§ Directions
Go through the listing and copy each line with the string "icon".

● ● ● ● ● ● ●

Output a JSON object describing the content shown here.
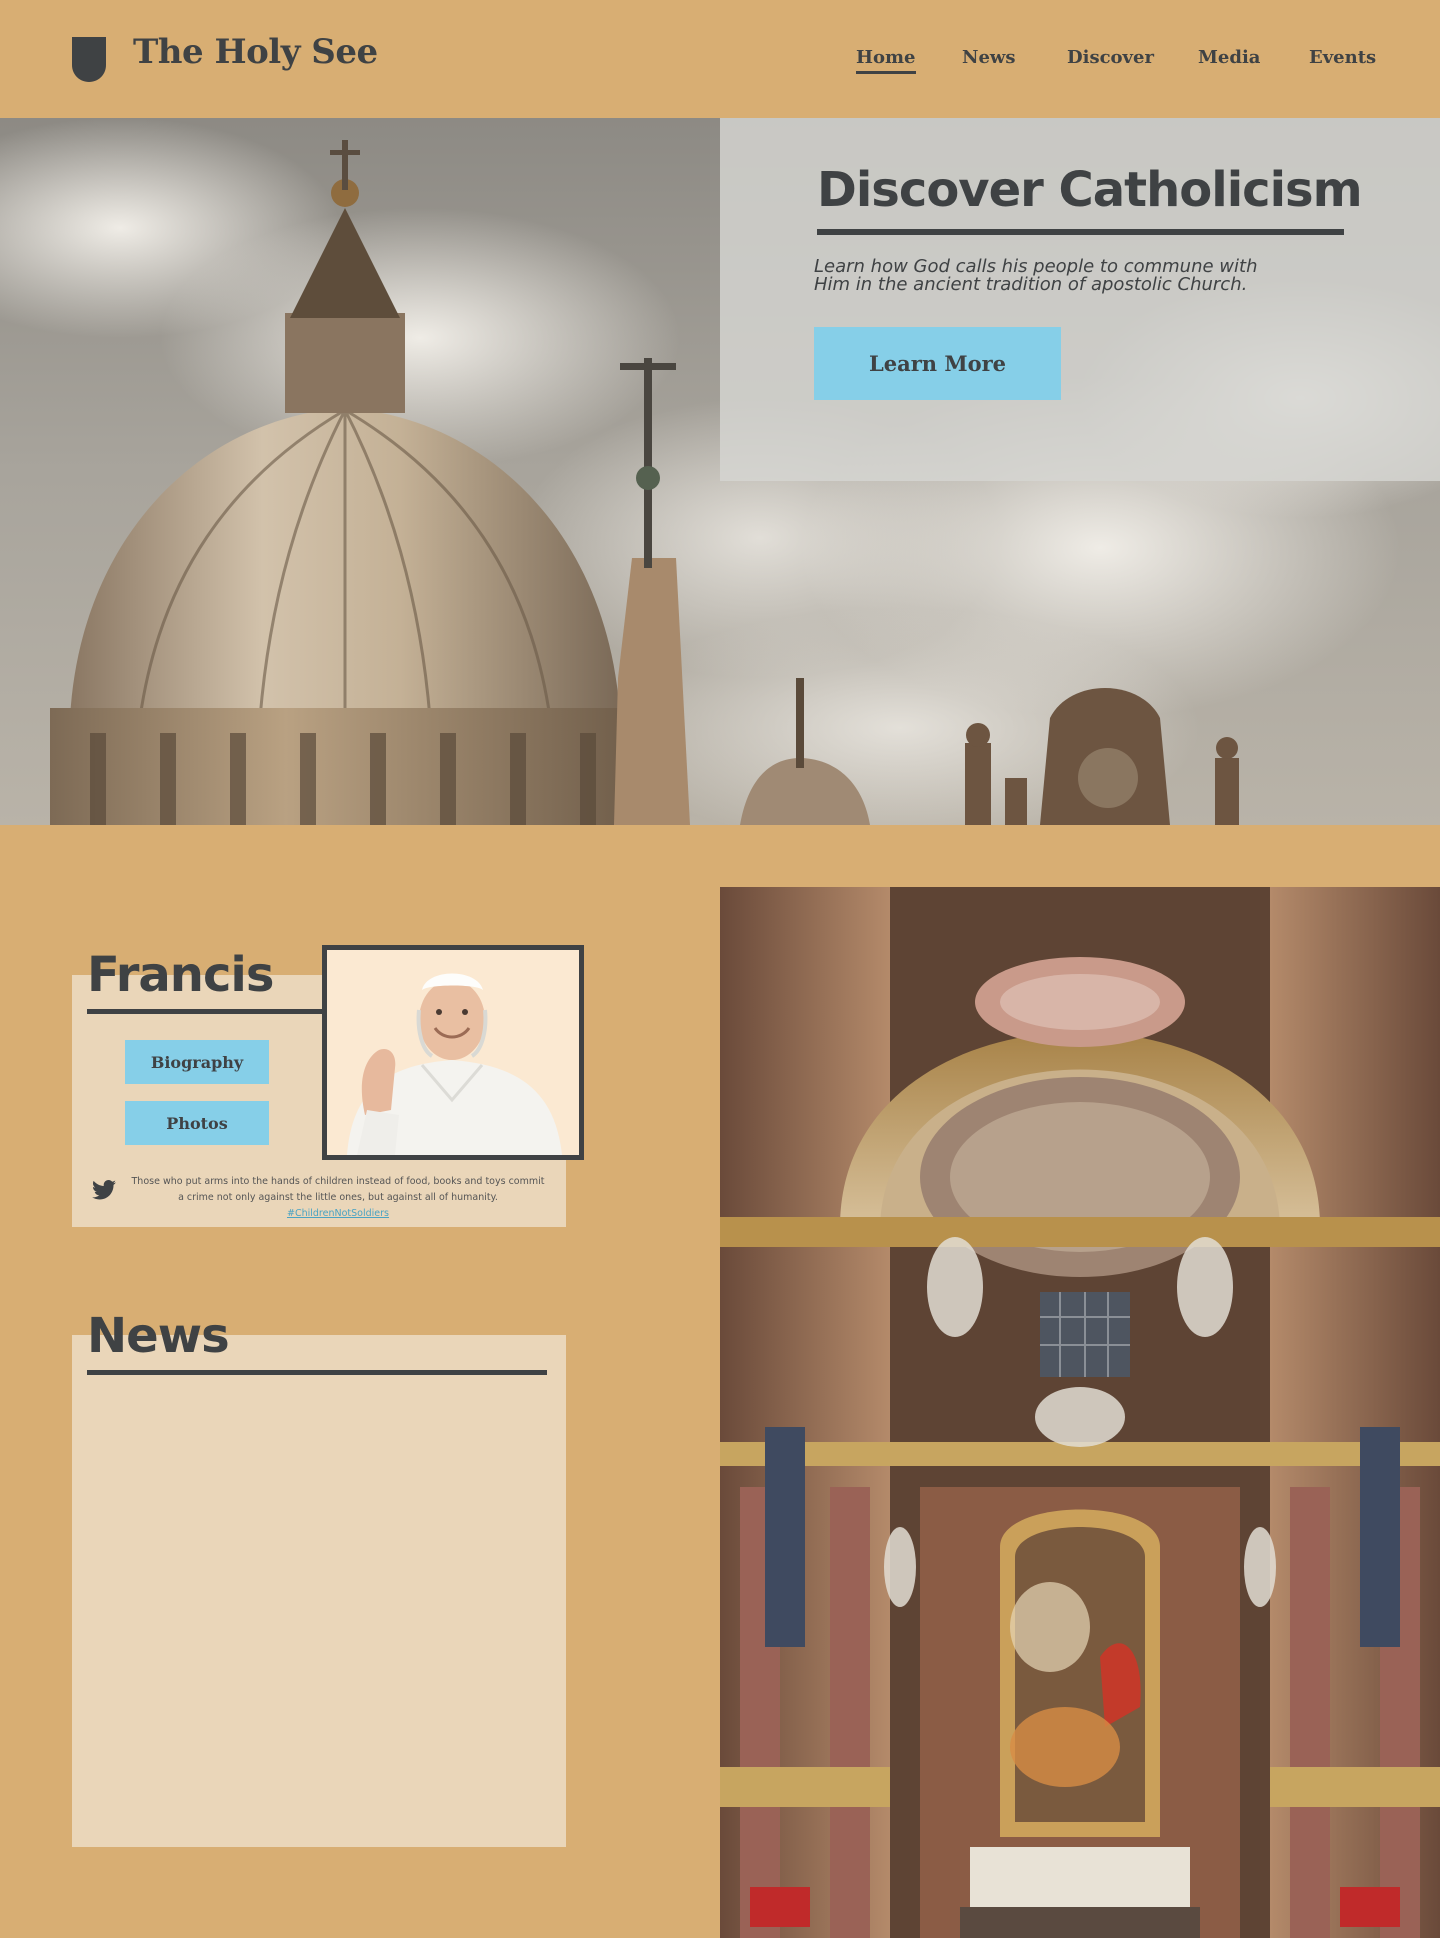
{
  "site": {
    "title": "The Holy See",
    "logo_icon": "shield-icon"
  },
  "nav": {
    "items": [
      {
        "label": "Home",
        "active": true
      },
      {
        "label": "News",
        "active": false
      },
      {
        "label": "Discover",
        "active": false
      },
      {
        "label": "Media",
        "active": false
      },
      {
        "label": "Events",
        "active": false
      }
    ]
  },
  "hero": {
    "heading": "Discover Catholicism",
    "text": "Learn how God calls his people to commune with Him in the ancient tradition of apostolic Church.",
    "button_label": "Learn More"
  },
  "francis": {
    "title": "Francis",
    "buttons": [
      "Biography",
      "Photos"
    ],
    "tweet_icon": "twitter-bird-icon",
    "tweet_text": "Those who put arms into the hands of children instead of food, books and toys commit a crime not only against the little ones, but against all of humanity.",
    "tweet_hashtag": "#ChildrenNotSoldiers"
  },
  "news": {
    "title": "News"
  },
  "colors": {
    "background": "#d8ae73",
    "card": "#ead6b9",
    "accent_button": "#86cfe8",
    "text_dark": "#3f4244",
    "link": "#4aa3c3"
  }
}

● ● ● ● ● ● ●

§ Exercise result
    "logo_icon": "shield-icon"
    "tweet_icon": "twitter-bird-icon",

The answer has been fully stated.